* _Text under study_
####################

Paterson’s criteria for determining that bone pathology is the cause of fractures in their series also have serious methodological flaws. In particular, they cite lack of superficial evidence of trauma, i.e., absence of bruising, as an indication that minimal trauma was needed to cause the fracture. He states that this is a common feature of patients with osteogenesis imperfecta, implying that superficial bruising is common or universal in fracture patients without bone pathology. This hypothesis was tested by Mathew et al. [11] in a prospective evaluation of 93 fractures in 88 normal children. Prevalence of bruising was assessed at initial presentation, and, when the opportunity offered, at the time of surgery or cast change. Only eight fractures (8.6%) were associated with bruising at the time of initial treatment. Initial bruising was not seen at all in undisplaced fractures or in those well covered by soft tissues. Thirteen out of 73 fractures re-examined within 24 h under anesthesia (17.8%) had developed bruising that had not been present at prior examination. Four out of 16 fractures re-examined in the first week (25%) had developed bruising. In all, 25 fractures (28%) had associated bruising noted at any time after presentation. This demonstrates that rarity of bruising is the expected situation after pediatric fracture, rather than an indication of bone pathology as a cause of fracture. The frequency of bruising would be expected to be even lower in fractures detected in an advanced healing phase or in those that resulted from the application of indirect forces. Both of these factors are especially relevant in the interpretation of posterior rib fractures and classic metaphyseal lesions, which are well-recognized indicators of abuse.
Paterson et al. also cited the absence of pain associated with many of these fractures. They made no distinction between diaphyseal fractures and rib or metaphyseal fractures in the frequency of symptoms, though he noted that diaphyseal fractures were frequently the presenting injury. This implies that the diaphyseal fractures caused symptoms severe enough to lead to medical intervention.
Infantile rib fractures generally involve only one side of the cortex [12]. Posterior fractures are in a position where the ribs do not move much with respiration. This will decrease pain and splinting. The non-specific tenderness will decrease markedly as soon as soft callus develops. Most rib fractures are first detected in the healing phase [13], leading to an expectation of lack of associated symptoms. Metaphyseal fractures in young infants with limited mobility and weight bearing would not be expected to cause significant symptoms. The most frequent fractures recognized in Paterson’s patients were rib and metaphyseal fractures. The frequent absence of associated symptoms, therefore, is expected in Paterson’s patient population, and is not an indication of underlying bone pathology.
In summary then, there is no basis for hypothesizing bone or collagen pathology as an etiology for the fractures seen in Paterson’s patients, nor is there evidence of copper deficiency as a causal agent in their fractures.
“TBBD” Version #2 (temporary defect in mineralization)

####################

* _Records shown_
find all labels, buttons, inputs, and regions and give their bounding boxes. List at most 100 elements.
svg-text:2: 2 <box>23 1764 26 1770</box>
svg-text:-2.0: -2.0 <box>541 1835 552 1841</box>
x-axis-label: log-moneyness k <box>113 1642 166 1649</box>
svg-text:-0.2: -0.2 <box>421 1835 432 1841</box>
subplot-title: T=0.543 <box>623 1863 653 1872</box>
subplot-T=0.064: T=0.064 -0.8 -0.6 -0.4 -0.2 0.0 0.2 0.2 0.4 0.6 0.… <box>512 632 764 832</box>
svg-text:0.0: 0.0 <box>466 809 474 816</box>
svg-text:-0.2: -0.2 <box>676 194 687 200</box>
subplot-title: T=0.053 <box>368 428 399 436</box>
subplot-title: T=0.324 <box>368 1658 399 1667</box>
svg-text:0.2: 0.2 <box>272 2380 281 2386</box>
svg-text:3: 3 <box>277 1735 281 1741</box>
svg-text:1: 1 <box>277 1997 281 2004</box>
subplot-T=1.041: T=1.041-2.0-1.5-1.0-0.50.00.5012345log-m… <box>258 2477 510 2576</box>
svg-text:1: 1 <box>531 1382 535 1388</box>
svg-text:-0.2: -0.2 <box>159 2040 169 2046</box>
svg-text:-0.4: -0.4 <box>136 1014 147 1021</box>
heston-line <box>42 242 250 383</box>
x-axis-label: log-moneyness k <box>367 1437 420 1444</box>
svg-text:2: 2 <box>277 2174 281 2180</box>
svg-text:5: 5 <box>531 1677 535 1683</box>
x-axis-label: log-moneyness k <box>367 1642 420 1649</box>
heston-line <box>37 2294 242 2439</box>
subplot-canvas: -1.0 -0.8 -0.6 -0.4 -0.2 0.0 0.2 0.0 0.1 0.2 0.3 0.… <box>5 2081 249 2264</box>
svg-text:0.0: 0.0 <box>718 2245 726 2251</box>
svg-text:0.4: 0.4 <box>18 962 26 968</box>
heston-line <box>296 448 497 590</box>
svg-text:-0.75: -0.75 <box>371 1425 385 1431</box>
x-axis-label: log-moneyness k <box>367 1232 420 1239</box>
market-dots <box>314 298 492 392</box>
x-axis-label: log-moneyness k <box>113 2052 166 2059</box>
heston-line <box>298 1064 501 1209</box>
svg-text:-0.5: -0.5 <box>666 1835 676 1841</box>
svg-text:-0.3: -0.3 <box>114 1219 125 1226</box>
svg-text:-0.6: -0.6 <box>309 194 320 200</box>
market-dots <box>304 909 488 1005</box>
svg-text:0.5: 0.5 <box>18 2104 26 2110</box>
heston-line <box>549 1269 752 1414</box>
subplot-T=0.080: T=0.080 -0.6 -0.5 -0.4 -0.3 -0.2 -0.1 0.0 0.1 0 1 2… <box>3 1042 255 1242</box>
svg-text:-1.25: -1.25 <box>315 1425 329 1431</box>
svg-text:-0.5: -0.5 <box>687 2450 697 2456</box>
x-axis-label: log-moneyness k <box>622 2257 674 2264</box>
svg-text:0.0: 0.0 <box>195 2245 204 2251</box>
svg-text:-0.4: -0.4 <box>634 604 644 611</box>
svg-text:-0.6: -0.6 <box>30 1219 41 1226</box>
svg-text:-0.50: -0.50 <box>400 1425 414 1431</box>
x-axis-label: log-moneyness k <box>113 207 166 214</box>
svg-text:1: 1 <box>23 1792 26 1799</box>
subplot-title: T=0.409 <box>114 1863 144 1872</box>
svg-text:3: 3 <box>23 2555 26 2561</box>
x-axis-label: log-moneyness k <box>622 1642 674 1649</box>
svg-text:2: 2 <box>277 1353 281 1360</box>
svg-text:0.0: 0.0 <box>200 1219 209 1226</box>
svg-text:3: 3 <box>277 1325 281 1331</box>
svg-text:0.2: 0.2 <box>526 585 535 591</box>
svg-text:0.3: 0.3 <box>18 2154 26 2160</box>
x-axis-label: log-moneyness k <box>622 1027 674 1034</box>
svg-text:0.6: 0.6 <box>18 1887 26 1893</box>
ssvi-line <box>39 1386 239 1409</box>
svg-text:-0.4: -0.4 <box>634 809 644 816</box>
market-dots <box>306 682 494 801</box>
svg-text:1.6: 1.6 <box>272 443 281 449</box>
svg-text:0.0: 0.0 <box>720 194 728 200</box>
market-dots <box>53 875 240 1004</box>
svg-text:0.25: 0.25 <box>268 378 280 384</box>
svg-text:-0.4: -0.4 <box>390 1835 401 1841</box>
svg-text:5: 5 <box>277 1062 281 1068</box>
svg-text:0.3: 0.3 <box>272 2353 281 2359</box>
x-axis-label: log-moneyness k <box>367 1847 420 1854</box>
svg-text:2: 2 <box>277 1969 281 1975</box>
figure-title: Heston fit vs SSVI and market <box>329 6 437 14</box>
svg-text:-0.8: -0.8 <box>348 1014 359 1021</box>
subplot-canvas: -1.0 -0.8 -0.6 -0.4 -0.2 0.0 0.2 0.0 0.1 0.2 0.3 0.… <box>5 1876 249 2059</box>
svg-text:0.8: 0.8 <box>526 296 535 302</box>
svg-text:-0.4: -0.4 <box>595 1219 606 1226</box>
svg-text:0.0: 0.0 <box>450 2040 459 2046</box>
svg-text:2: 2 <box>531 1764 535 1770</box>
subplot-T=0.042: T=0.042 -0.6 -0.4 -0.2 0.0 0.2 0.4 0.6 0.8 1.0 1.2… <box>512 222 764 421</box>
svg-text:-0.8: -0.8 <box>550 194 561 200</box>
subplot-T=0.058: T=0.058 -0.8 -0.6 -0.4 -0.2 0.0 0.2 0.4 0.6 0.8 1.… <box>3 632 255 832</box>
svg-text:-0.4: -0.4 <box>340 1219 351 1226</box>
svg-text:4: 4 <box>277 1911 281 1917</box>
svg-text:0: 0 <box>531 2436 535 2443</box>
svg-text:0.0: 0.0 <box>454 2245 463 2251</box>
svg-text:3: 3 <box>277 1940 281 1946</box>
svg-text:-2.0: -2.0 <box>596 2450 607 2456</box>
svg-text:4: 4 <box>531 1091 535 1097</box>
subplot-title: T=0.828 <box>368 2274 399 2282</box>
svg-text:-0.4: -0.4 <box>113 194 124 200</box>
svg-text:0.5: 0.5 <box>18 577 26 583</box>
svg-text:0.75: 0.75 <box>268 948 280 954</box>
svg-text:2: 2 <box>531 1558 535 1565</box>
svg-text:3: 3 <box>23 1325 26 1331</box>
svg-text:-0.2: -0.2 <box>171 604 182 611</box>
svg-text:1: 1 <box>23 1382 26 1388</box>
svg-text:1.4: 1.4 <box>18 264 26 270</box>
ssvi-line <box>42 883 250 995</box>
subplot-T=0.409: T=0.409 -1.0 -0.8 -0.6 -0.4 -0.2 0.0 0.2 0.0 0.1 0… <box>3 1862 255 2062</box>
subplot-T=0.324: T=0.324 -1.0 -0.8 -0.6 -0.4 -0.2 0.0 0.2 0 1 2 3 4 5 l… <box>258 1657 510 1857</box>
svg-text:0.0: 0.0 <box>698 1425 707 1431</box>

####################

* _Required work_
a – In the text on Paterson's fracture criteria, how many fractures in how many children did Mathew et al. evaluate?
b – Output the text on Paterson's fracture criteria word for word, starting at "Paterson et al." and ending at "to medical intervention.".
c – Write the next part of the text on Paterson's fracture criteria, picking up after its final line.

* _List of answers_
a – 93 fractures in 88 normal children.

b –
Paterson et al. also cited the absence of pain associated with many of these fractures. They made no distinction between diaphyseal fractures and rib or metaphyseal fractures in the frequency of symptoms, though he noted that diaphyseal fractures were frequently the presenting injury. This implies that the diaphyseal fractures caused symptoms severe enough to lead to medical intervention.

c –
A more recent version of the “TBBD” hypothesis was proposed by Miller and Hangartner [14]. They report on 26 children who fit their criteria for “TBBD.” These criteria were denial of wrongdoing by the parents, absence of history of trauma, absence of history of external bruising, absence of other injuries associated with child abuse, absence of radiographic evidence of metabolic bone disease, normal values of serum calcium and phosphorus, and normal collagen analysis or osteogenesis imperfecta considered unlikely on clinical grounds. None of the children had a fracture after 18 weeks of age. All of these children were self-referred by the parents or by the parents’ attorneys. Mothers were interviewed as to whether the child’s intrauterine movement was normal: increased or decreased. The authors used radiographic (7 children) or CT densitometry (5 children) to assess bone density in 9 of the 26 children at ages ranging from 5 months to 24 months of age. Radiographic densitometry of phalanges was performed using an ad hoc DXA device. The CT densitometry was performed in a manner that could determine cortical or trabecular bone density individually. The CT densitometry values of the tibia were compared with data from 7 normal controls; 6 controls were 10 months old, the other was 27 months old. The DXA densitometry values cite comparison with two reference sources [15, 16] for age and sex-matched controls.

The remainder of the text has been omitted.